** Begin **

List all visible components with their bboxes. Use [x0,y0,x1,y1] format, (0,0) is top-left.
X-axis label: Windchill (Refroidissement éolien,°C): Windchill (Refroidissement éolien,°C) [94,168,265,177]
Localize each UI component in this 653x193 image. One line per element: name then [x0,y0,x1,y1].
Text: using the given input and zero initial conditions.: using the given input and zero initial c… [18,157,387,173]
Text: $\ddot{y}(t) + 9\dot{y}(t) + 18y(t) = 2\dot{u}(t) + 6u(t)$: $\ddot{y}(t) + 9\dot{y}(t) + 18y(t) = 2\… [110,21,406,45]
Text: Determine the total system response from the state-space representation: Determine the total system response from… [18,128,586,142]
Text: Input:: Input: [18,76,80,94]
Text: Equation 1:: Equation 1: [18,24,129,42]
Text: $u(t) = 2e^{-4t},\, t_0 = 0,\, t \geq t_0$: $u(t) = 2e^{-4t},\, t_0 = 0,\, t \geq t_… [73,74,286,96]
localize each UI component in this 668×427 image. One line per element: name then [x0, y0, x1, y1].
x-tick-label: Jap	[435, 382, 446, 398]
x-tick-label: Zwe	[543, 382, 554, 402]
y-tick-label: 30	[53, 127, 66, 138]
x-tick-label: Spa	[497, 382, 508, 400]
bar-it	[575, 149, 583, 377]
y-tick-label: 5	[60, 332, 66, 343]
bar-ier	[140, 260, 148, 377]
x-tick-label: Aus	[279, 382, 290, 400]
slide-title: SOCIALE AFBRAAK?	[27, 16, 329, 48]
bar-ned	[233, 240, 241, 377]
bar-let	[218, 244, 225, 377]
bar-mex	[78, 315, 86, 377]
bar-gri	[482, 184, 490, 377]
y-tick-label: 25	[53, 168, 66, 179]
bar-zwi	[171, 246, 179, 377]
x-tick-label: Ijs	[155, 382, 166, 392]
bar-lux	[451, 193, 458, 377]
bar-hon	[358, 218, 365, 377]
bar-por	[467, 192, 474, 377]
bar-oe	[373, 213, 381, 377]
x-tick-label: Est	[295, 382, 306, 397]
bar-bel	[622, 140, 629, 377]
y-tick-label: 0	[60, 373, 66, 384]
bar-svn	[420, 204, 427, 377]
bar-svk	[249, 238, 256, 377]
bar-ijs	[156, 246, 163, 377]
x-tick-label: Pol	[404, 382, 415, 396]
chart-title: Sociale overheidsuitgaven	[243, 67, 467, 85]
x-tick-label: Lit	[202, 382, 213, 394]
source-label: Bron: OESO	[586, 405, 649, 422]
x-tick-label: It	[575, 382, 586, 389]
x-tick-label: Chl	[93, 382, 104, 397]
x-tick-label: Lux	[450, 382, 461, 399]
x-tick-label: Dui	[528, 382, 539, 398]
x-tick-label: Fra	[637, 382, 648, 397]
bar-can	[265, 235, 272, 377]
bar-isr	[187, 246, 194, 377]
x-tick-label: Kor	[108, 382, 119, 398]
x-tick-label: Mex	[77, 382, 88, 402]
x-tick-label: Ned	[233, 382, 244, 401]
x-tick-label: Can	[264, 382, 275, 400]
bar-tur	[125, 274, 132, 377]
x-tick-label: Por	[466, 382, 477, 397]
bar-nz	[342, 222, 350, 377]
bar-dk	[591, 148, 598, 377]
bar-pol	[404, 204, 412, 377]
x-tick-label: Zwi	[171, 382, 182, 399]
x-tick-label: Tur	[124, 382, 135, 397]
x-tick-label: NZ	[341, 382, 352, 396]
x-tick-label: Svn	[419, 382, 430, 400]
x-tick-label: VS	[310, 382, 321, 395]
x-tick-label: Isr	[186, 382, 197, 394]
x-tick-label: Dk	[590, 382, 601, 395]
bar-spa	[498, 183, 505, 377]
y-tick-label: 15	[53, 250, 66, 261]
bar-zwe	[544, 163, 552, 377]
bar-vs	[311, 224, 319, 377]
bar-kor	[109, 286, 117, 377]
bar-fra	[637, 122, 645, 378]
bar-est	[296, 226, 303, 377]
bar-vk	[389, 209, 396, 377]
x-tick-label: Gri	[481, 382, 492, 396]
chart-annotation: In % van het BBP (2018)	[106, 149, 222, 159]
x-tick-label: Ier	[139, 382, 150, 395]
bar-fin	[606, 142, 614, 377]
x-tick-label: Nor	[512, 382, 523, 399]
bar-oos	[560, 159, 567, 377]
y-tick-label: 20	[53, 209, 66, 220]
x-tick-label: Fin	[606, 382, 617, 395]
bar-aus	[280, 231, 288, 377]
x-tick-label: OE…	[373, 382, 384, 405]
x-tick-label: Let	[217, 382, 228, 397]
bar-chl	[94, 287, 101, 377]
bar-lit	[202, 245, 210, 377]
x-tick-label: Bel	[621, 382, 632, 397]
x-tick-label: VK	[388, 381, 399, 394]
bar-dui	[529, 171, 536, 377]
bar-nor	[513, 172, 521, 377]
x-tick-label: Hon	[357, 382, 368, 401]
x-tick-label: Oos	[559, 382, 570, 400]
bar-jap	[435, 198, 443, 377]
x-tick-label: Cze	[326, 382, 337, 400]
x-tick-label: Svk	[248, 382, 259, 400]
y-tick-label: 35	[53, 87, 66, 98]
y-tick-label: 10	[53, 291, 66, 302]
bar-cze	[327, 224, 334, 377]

** End **

▸ The problem: Output every line from all the rows above as a numbered list, and leave out blank lines.

▸ The result:
1. List all visible components with their bboxes. Use [x0,y0,x1,y1] format, (0,0) is top-left.
2. X-axis label: Windchill (Refroidissement éolien,°C): Windchill (Refroidissement éolien,°C) [94,168,265,177]
3. Localize each UI component in this 653x193 image. One line per element: name then [x0,y0,x1,y1].
4. Text: using the given input and zero initial conditions.: using the given input and zero initial c… [18,157,387,173]
5. Text: $\ddot{y}(t) + 9\dot{y}(t) + 18y(t) = 2\dot{u}(t) + 6u(t)$: $\ddot{y}(t) + 9\dot{y}(t) + 18y(t) = 2\… [110,21,406,45]
6. Text: Determine the total system response from the state-space representation: Determine the total system response from… [18,128,586,142]
7. Text: Input:: Input: [18,76,80,94]
8. Text: Equation 1:: Equation 1: [18,24,129,42]
9. Text: $u(t) = 2e^{-4t},\, t_0 = 0,\, t \geq t_0$: $u(t) = 2e^{-4t},\, t_0 = 0,\, t \geq t_… [73,74,286,96]
10. localize each UI component in this 668×427 image. One line per element: name then [x0, y0, x1, y1].
11. x-tick-label: Jap	[435, 382, 446, 398]
12. x-tick-label: Zwe	[543, 382, 554, 402]
13. y-tick-label: 30	[53, 127, 66, 138]
14. x-tick-label: Spa	[497, 382, 508, 400]
15. bar-it	[575, 149, 583, 377]
16. y-tick-label: 5	[60, 332, 66, 343]
17. bar-ier	[140, 260, 148, 377]
18. x-tick-label: Aus	[279, 382, 290, 400]
19. slide-title: SOCIALE AFBRAAK?	[27, 16, 329, 48]
20. bar-ned	[233, 240, 241, 377]
21. bar-let	[218, 244, 225, 377]
22. bar-mex	[78, 315, 86, 377]
23. bar-gri	[482, 184, 490, 377]
24. y-tick-label: 25	[53, 168, 66, 179]
25. bar-zwi	[171, 246, 179, 377]
26. x-tick-label: Ijs	[155, 382, 166, 392]
27. bar-lux	[451, 193, 458, 377]
28. bar-hon	[358, 218, 365, 377]
29. bar-por	[467, 192, 474, 377]
30. bar-oe	[373, 213, 381, 377]
31. x-tick-label: Est	[295, 382, 306, 397]
32. bar-bel	[622, 140, 629, 377]
33. y-tick-label: 0	[60, 373, 66, 384]
34. bar-svn	[420, 204, 427, 377]
35. bar-svk	[249, 238, 256, 377]
36. bar-ijs	[156, 246, 163, 377]
37. x-tick-label: Pol	[404, 382, 415, 396]
38. chart-title: Sociale overheidsuitgaven	[243, 67, 467, 85]
39. x-tick-label: Lit	[202, 382, 213, 394]
40. source-label: Bron: OESO	[586, 405, 649, 422]
41. x-tick-label: It	[575, 382, 586, 389]
42. x-tick-label: Chl	[93, 382, 104, 397]
43. x-tick-label: Lux	[450, 382, 461, 399]
44. x-tick-label: Dui	[528, 382, 539, 398]
45. x-tick-label: Fra	[637, 382, 648, 397]
46. bar-can	[265, 235, 272, 377]
47. bar-isr	[187, 246, 194, 377]
48. x-tick-label: Kor	[108, 382, 119, 398]
49. x-tick-label: Mex	[77, 382, 88, 402]
50. x-tick-label: Ned	[233, 382, 244, 401]
51. x-tick-label: Can	[264, 382, 275, 400]
52. bar-tur	[125, 274, 132, 377]
53. x-tick-label: Por	[466, 382, 477, 397]
54. bar-nz	[342, 222, 350, 377]
55. bar-dk	[591, 148, 598, 377]
56. bar-pol	[404, 204, 412, 377]
57. x-tick-label: Zwi	[171, 382, 182, 399]
58. x-tick-label: Tur	[124, 382, 135, 397]
59. x-tick-label: NZ	[341, 382, 352, 396]
60. x-tick-label: Svn	[419, 382, 430, 400]
61. x-tick-label: VS	[310, 382, 321, 395]
62. x-tick-label: Isr	[186, 382, 197, 394]
63. x-tick-label: Dk	[590, 382, 601, 395]
64. bar-spa	[498, 183, 505, 377]
65. y-tick-label: 15	[53, 250, 66, 261]
66. bar-zwe	[544, 163, 552, 377]
67. bar-vs	[311, 224, 319, 377]
68. bar-kor	[109, 286, 117, 377]
69. bar-fra	[637, 122, 645, 378]
70. bar-est	[296, 226, 303, 377]
71. bar-vk	[389, 209, 396, 377]
72. x-tick-label: Gri	[481, 382, 492, 396]
73. chart-annotation: In % van het BBP (2018)	[106, 149, 222, 159]
74. x-tick-label: Ier	[139, 382, 150, 395]
75. bar-fin	[606, 142, 614, 377]
76. x-tick-label: Nor	[512, 382, 523, 399]
77. bar-oos	[560, 159, 567, 377]
78. y-tick-label: 20	[53, 209, 66, 220]
79. x-tick-label: Fin	[606, 382, 617, 395]
80. bar-aus	[280, 231, 288, 377]
81. x-tick-label: OE…	[373, 382, 384, 405]
82. x-tick-label: Let	[217, 382, 228, 397]
83. bar-chl	[94, 287, 101, 377]
84. bar-lit	[202, 245, 210, 377]
85. x-tick-label: Bel	[621, 382, 632, 397]
86. x-tick-label: VK	[388, 381, 399, 394]
87. bar-dui	[529, 171, 536, 377]
88. bar-nor	[513, 172, 521, 377]
89. x-tick-label: Hon	[357, 382, 368, 401]
90. x-tick-label: Oos	[559, 382, 570, 400]
91. bar-jap	[435, 198, 443, 377]
92. x-tick-label: Cze	[326, 382, 337, 400]
93. x-tick-label: Svk	[248, 382, 259, 400]
94. y-tick-label: 35	[53, 87, 66, 98]
95. y-tick-label: 10	[53, 291, 66, 302]
96. bar-cze	[327, 224, 334, 377]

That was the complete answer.